Data listing:
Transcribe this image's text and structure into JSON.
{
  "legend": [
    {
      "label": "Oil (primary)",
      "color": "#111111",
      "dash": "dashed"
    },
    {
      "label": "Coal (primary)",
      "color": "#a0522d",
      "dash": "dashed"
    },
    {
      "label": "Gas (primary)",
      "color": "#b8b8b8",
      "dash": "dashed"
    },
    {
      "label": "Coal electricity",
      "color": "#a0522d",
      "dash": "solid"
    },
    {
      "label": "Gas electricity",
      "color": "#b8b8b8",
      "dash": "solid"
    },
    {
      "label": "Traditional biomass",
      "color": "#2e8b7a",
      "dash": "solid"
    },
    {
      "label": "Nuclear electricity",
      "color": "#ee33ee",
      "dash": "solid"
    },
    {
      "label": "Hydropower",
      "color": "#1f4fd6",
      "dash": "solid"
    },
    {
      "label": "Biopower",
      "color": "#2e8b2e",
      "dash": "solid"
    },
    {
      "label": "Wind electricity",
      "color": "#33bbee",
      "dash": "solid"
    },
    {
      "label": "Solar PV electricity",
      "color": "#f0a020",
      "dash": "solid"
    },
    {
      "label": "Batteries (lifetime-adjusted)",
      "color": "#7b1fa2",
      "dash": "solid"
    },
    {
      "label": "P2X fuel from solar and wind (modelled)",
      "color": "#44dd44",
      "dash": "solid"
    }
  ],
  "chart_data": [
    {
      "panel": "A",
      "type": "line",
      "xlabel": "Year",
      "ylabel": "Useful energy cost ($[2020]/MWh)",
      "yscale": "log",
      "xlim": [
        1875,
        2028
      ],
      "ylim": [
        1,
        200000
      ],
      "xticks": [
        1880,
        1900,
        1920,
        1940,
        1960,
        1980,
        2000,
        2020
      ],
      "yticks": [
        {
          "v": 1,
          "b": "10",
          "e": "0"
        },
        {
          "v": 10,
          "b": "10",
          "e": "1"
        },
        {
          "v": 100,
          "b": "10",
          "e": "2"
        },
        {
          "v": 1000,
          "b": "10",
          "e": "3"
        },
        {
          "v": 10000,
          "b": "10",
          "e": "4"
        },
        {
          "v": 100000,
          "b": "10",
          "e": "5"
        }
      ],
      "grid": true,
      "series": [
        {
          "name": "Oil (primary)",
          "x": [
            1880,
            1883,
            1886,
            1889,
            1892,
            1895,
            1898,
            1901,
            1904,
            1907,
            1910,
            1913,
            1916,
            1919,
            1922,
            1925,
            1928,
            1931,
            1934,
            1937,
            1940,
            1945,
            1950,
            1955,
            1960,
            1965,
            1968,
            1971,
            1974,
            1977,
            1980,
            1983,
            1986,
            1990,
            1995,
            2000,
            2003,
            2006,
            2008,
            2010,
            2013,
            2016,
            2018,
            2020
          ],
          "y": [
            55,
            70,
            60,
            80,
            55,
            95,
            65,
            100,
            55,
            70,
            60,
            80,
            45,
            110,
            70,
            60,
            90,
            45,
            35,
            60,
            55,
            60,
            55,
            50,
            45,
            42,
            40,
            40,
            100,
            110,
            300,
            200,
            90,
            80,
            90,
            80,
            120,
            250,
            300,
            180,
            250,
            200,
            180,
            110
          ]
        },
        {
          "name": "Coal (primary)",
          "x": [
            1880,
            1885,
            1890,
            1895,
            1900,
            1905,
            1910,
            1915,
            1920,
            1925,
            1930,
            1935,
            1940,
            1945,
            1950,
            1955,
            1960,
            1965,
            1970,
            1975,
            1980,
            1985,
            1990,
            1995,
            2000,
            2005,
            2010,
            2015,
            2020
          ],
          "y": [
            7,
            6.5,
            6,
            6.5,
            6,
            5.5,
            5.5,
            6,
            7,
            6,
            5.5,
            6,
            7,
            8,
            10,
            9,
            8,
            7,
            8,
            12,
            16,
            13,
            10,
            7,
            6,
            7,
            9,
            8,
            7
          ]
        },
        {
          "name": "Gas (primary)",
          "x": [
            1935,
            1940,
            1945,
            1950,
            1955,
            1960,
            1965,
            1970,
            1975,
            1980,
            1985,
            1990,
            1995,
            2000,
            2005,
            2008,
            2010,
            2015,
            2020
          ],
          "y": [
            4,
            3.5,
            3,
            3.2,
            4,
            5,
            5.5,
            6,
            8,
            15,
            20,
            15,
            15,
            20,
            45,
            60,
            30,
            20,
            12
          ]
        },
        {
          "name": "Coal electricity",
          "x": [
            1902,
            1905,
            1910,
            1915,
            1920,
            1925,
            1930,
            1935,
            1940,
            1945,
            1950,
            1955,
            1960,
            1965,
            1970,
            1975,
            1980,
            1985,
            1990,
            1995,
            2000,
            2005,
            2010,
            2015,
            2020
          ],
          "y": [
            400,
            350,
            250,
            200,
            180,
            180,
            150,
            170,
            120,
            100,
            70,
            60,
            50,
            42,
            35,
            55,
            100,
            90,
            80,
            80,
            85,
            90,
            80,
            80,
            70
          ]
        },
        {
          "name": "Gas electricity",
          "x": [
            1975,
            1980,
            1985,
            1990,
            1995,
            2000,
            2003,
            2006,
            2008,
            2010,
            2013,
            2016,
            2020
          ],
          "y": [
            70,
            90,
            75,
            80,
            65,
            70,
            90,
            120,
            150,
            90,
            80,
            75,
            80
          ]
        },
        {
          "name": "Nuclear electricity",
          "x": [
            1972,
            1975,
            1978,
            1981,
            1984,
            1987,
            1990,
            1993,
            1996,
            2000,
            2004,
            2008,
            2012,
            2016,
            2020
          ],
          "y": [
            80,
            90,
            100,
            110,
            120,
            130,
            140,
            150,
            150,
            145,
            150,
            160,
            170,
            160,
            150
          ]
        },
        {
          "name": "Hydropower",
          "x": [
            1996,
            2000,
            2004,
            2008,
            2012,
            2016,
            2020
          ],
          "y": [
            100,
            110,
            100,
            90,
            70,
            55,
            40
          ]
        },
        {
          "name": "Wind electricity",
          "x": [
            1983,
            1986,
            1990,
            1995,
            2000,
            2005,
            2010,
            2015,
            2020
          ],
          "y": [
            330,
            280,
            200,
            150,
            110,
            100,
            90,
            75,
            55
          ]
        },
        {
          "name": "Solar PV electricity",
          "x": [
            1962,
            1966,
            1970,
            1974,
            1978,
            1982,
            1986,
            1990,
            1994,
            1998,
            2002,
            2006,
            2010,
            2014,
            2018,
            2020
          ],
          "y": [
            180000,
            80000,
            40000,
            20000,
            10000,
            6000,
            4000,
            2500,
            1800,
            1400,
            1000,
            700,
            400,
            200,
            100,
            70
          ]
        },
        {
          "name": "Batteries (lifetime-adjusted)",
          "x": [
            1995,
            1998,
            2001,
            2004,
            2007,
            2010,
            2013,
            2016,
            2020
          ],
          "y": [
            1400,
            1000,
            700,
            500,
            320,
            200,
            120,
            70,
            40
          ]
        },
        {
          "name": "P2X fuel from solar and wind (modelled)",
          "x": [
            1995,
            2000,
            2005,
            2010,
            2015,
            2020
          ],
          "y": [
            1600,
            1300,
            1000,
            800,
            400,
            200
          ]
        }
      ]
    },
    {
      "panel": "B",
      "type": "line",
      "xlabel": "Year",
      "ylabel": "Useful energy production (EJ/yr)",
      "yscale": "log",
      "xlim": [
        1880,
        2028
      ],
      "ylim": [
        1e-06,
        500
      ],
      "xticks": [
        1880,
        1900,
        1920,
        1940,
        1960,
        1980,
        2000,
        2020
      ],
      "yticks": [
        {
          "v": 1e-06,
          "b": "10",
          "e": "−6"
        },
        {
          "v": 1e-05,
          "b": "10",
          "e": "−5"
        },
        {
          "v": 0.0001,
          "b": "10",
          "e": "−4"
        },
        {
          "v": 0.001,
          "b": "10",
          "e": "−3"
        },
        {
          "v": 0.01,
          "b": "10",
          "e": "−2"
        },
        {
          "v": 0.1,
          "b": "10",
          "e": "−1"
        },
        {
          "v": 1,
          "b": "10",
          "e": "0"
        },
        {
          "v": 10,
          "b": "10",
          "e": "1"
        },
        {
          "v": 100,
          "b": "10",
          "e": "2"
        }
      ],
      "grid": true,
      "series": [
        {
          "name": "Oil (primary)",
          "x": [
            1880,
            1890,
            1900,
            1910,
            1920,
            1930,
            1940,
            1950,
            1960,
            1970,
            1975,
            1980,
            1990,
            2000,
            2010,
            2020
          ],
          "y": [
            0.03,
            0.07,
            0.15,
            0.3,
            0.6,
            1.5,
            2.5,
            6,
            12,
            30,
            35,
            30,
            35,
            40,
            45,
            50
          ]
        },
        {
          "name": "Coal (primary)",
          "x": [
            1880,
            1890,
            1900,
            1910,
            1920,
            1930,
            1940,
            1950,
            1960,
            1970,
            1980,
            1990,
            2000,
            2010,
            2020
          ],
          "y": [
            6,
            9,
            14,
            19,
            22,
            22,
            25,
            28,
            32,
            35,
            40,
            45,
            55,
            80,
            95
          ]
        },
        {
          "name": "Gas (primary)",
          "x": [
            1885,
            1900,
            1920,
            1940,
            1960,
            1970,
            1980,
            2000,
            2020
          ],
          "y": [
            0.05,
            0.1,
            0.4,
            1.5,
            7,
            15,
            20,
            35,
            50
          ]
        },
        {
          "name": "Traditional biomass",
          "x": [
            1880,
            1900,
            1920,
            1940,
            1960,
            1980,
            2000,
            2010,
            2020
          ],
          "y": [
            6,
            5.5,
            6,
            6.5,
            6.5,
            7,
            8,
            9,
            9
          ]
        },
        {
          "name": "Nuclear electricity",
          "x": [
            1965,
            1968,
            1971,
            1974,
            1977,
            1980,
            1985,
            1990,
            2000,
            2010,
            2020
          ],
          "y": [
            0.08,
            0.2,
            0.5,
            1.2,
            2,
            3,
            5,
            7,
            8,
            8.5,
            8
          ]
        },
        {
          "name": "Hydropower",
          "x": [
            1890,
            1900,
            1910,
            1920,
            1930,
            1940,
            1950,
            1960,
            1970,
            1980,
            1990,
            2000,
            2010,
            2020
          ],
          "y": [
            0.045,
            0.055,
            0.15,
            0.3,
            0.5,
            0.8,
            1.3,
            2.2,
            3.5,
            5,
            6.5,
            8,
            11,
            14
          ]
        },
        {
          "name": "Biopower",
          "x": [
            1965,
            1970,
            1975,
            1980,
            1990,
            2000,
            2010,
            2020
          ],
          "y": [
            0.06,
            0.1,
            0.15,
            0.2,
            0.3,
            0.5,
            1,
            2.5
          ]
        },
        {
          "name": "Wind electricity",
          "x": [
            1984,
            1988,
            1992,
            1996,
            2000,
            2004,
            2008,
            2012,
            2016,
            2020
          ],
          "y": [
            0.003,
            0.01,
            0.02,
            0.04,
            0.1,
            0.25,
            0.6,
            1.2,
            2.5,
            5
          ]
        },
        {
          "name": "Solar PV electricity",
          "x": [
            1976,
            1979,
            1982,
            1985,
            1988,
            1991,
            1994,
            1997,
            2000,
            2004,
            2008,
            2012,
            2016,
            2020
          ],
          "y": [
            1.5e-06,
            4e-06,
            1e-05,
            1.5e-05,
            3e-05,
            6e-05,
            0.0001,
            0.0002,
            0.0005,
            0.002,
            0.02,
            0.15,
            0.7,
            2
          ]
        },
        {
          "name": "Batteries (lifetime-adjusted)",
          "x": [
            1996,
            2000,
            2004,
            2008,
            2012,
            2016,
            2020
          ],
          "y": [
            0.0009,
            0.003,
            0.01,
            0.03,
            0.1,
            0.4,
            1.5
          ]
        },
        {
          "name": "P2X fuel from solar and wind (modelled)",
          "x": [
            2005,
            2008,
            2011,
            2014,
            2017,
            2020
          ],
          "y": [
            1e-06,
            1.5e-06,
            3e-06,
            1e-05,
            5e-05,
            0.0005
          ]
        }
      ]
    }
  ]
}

▶ WRITTEN EXERCISE: Return from the data every line that holds "biomass".

▶ RESULT OF THE EXERCISE:
      "label": "Traditional biomass",
          "name": "Traditional biomass",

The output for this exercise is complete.